- EXERCISE AIM
The complete listing should be restated exactly.
>> start
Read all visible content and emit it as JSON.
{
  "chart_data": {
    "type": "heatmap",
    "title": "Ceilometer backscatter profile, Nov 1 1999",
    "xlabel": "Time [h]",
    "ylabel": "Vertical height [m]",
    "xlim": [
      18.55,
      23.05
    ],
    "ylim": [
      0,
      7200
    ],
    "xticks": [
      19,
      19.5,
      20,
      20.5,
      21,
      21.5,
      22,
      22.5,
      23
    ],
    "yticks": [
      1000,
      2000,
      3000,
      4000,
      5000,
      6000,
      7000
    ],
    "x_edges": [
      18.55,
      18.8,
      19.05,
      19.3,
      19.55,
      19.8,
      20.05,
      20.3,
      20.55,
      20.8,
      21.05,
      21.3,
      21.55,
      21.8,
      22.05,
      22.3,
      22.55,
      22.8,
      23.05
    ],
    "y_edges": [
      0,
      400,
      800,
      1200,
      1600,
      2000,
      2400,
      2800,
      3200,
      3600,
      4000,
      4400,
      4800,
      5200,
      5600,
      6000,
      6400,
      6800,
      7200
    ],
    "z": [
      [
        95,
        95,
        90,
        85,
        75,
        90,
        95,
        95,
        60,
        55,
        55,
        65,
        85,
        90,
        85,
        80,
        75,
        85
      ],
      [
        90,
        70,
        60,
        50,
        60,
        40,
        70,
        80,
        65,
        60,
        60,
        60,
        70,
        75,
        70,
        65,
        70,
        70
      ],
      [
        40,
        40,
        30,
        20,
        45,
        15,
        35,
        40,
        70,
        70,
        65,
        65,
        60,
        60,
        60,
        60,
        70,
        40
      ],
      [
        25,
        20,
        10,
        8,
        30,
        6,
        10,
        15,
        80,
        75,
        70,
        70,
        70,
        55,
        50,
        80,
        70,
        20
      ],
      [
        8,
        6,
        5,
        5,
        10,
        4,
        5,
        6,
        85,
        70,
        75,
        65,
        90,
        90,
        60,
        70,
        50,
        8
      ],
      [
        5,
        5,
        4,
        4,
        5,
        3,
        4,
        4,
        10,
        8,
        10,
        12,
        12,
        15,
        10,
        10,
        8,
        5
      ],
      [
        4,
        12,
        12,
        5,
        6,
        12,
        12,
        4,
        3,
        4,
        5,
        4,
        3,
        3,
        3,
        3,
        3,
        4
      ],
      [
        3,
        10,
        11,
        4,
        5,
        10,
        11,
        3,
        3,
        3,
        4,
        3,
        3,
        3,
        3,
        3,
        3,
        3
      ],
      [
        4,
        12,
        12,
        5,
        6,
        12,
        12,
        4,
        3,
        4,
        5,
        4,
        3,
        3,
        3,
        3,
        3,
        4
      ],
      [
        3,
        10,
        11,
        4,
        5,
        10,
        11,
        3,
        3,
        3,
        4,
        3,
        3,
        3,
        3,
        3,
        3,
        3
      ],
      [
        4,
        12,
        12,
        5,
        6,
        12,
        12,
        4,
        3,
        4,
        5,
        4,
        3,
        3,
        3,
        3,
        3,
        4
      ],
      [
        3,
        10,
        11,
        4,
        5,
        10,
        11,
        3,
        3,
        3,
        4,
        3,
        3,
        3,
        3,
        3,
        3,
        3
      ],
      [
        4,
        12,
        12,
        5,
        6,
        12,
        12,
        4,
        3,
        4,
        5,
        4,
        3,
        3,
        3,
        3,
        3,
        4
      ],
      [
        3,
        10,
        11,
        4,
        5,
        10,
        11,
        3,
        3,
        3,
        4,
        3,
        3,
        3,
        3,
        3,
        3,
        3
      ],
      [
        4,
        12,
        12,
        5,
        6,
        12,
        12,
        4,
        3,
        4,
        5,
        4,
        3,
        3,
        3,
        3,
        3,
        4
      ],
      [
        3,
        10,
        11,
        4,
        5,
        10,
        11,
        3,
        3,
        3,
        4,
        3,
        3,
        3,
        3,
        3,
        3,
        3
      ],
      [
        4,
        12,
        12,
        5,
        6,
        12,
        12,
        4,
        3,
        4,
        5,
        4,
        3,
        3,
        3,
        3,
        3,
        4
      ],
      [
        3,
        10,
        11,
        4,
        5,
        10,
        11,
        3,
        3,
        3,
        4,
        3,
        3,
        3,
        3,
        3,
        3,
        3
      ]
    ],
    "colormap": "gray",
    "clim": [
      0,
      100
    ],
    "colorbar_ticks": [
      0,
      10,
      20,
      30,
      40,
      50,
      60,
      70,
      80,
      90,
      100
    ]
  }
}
>> end
- ANSWER IN FULL
Read all visible content and emit it as JSON.
{
  "chart_data": {
    "type": "heatmap",
    "title": "Ceilometer backscatter profile, Nov 1 1999",
    "xlabel": "Time [h]",
    "ylabel": "Vertical height [m]",
    "xlim": [
      18.55,
      23.05
    ],
    "ylim": [
      0,
      7200
    ],
    "xticks": [
      19,
      19.5,
      20,
      20.5,
      21,
      21.5,
      22,
      22.5,
      23
    ],
    "yticks": [
      1000,
      2000,
      3000,
      4000,
      5000,
      6000,
      7000
    ],
    "x_edges": [
      18.55,
      18.8,
      19.05,
      19.3,
      19.55,
      19.8,
      20.05,
      20.3,
      20.55,
      20.8,
      21.05,
      21.3,
      21.55,
      21.8,
      22.05,
      22.3,
      22.55,
      22.8,
      23.05
    ],
    "y_edges": [
      0,
      400,
      800,
      1200,
      1600,
      2000,
      2400,
      2800,
      3200,
      3600,
      4000,
      4400,
      4800,
      5200,
      5600,
      6000,
      6400,
      6800,
      7200
    ],
    "z": [
      [
        95,
        95,
        90,
        85,
        75,
        90,
        95,
        95,
        60,
        55,
        55,
        65,
        85,
        90,
        85,
        80,
        75,
        85
      ],
      [
        90,
        70,
        60,
        50,
        60,
        40,
        70,
        80,
        65,
        60,
        60,
        60,
        70,
        75,
        70,
        65,
        70,
        70
      ],
      [
        40,
        40,
        30,
        20,
        45,
        15,
        35,
        40,
        70,
        70,
        65,
        65,
        60,
        60,
        60,
        60,
        70,
        40
      ],
      [
        25,
        20,
        10,
        8,
        30,
        6,
        10,
        15,
        80,
        75,
        70,
        70,
        70,
        55,
        50,
        80,
        70,
        20
      ],
      [
        8,
        6,
        5,
        5,
        10,
        4,
        5,
        6,
        85,
        70,
        75,
        65,
        90,
        90,
        60,
        70,
        50,
        8
      ],
      [
        5,
        5,
        4,
        4,
        5,
        3,
        4,
        4,
        10,
        8,
        10,
        12,
        12,
        15,
        10,
        10,
        8,
        5
      ],
      [
        4,
        12,
        12,
        5,
        6,
        12,
        12,
        4,
        3,
        4,
        5,
        4,
        3,
        3,
        3,
        3,
        3,
        4
      ],
      [
        3,
        10,
        11,
        4,
        5,
        10,
        11,
        3,
        3,
        3,
        4,
        3,
        3,
        3,
        3,
        3,
        3,
        3
      ],
      [
        4,
        12,
        12,
        5,
        6,
        12,
        12,
        4,
        3,
        4,
        5,
        4,
        3,
        3,
        3,
        3,
        3,
        4
      ],
      [
        3,
        10,
        11,
        4,
        5,
        10,
        11,
        3,
        3,
        3,
        4,
        3,
        3,
        3,
        3,
        3,
        3,
        3
      ],
      [
        4,
        12,
        12,
        5,
        6,
        12,
        12,
        4,
        3,
        4,
        5,
        4,
        3,
        3,
        3,
        3,
        3,
        4
      ],
      [
        3,
        10,
        11,
        4,
        5,
        10,
        11,
        3,
        3,
        3,
        4,
        3,
        3,
        3,
        3,
        3,
        3,
        3
      ],
      [
        4,
        12,
        12,
        5,
        6,
        12,
        12,
        4,
        3,
        4,
        5,
        4,
        3,
        3,
        3,
        3,
        3,
        4
      ],
      [
        3,
        10,
        11,
        4,
        5,
        10,
        11,
        3,
        3,
        3,
        4,
        3,
        3,
        3,
        3,
        3,
        3,
        3
      ],
      [
        4,
        12,
        12,
        5,
        6,
        12,
        12,
        4,
        3,
        4,
        5,
        4,
        3,
        3,
        3,
        3,
        3,
        4
      ],
      [
        3,
        10,
        11,
        4,
        5,
        10,
        11,
        3,
        3,
        3,
        4,
        3,
        3,
        3,
        3,
        3,
        3,
        3
      ],
      [
        4,
        12,
        12,
        5,
        6,
        12,
        12,
        4,
        3,
        4,
        5,
        4,
        3,
        3,
        3,
        3,
        3,
        4
      ],
      [
        3,
        10,
        11,
        4,
        5,
        10,
        11,
        3,
        3,
        3,
        4,
        3,
        3,
        3,
        3,
        3,
        3,
        3
      ]
    ],
    "colormap": "gray",
    "clim": [
      0,
      100
    ],
    "colorbar_ticks": [
      0,
      10,
      20,
      30,
      40,
      50,
      60,
      70,
      80,
      90,
      100
    ]
  }
}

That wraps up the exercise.